--- start DATA SHOWN ---

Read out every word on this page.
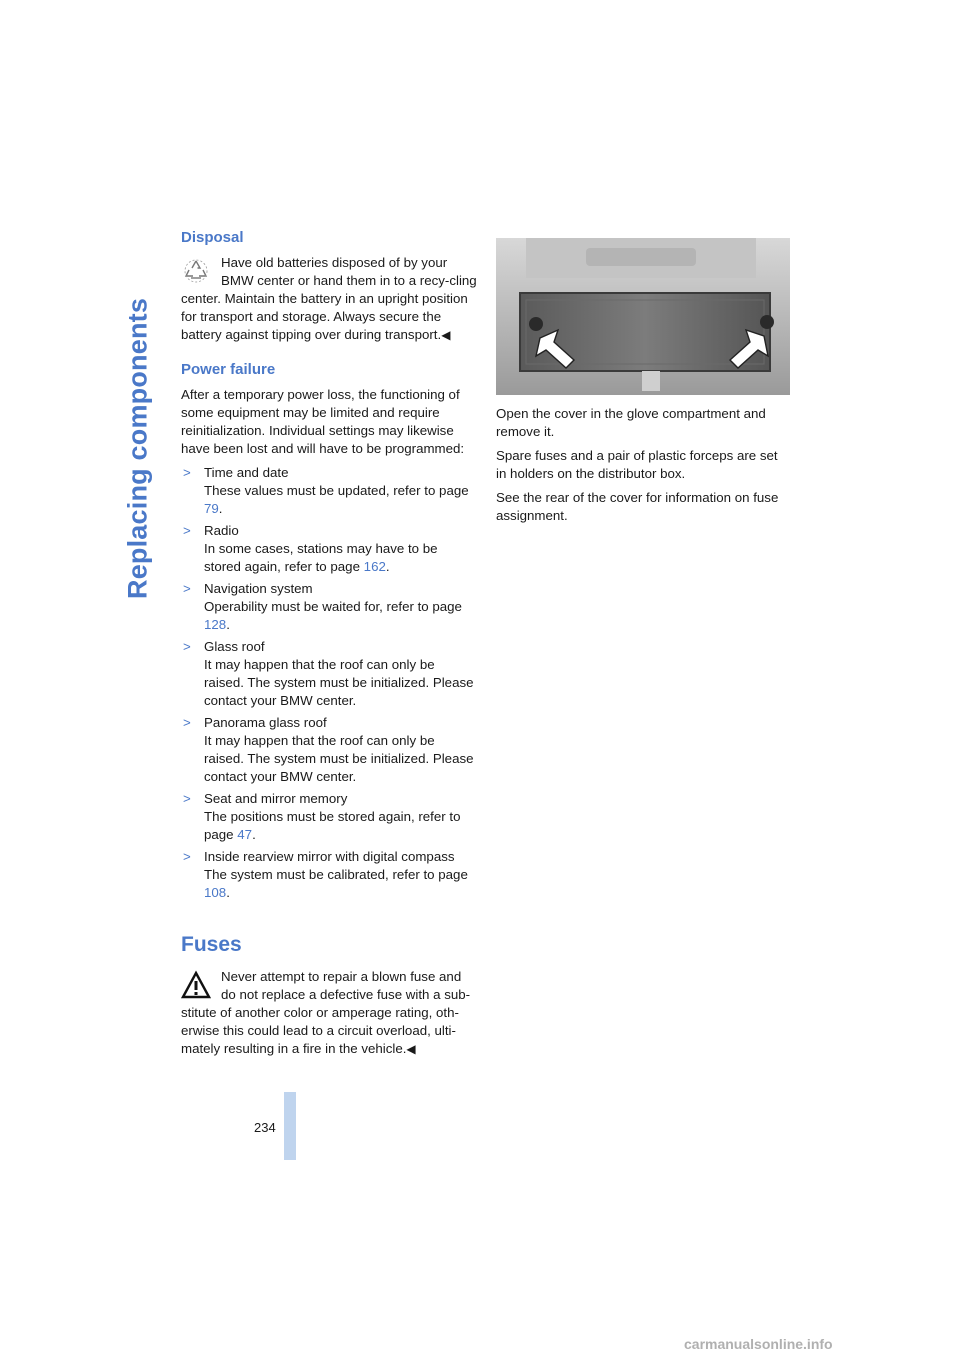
Replacing components
Disposal

Have old batteries disposed of by your BMW center or hand them in to a recy-cling center. Maintain the battery in an upright position for transport and storage. Always secure the battery against tipping over during transport.◀

Power failure

After a temporary power loss, the functioning of some equipment may be limited and require reinitialization. Individual settings may likewise have been lost and will have to be programmed:

> Time and date
These values must be updated, refer to page 79.
> Radio
In some cases, stations may have to be stored again, refer to page 162.
> Navigation system
Operability must be waited for, refer to page 128.
> Glass roof
It may happen that the roof can only be raised. The system must be initialized. Please contact your BMW center.
> Panorama glass roof
It may happen that the roof can only be raised. The system must be initialized. Please contact your BMW center.
> Seat and mirror memory
The positions must be stored again, refer to page 47.
> Inside rearview mirror with digital compass
The system must be calibrated, refer to page 108.
Fuses

Never attempt to repair a blown fuse and do not replace a defective fuse with a sub-stitute of another color or amperage rating, oth-erwise this could lead to a circuit overload, ulti-mately resulting in a fire in the vehicle.◀

Open the cover in the glove compartment and remove it.

Spare fuses and a pair of plastic forceps are set in holders on the distributor box.

See the rear of the cover for information on fuse assignment.

234
carmanualsonline.info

--- end DATA SHOWN ---

THE EXERCISE - Quote every record above exactly, omitting any pictures they contain.

OUTPUT BELOW -
Read out every word on this page.
Replacing components
Disposal

Have old batteries disposed of by your BMW center or hand them in to a recy-cling center. Maintain the battery in an upright position for transport and storage. Always secure the battery against tipping over during transport.◀

Power failure

After a temporary power loss, the functioning of some equipment may be limited and require reinitialization. Individual settings may likewise have been lost and will have to be programmed:

> Time and date
These values must be updated, refer to page 79.
> Radio
In some cases, stations may have to be stored again, refer to page 162.
> Navigation system
Operability must be waited for, refer to page 128.
> Glass roof
It may happen that the roof can only be raised. The system must be initialized. Please contact your BMW center.
> Panorama glass roof
It may happen that the roof can only be raised. The system must be initialized. Please contact your BMW center.
> Seat and mirror memory
The positions must be stored again, refer to page 47.
> Inside rearview mirror with digital compass
The system must be calibrated, refer to page 108.
Fuses

Never attempt to repair a blown fuse and do not replace a defective fuse with a sub-stitute of another color or amperage rating, oth-erwise this could lead to a circuit overload, ulti-mately resulting in a fire in the vehicle.◀

Open the cover in the glove compartment and remove it.

Spare fuses and a pair of plastic forceps are set in holders on the distributor box.

See the rear of the cover for information on fuse assignment.

234
carmanualsonline.info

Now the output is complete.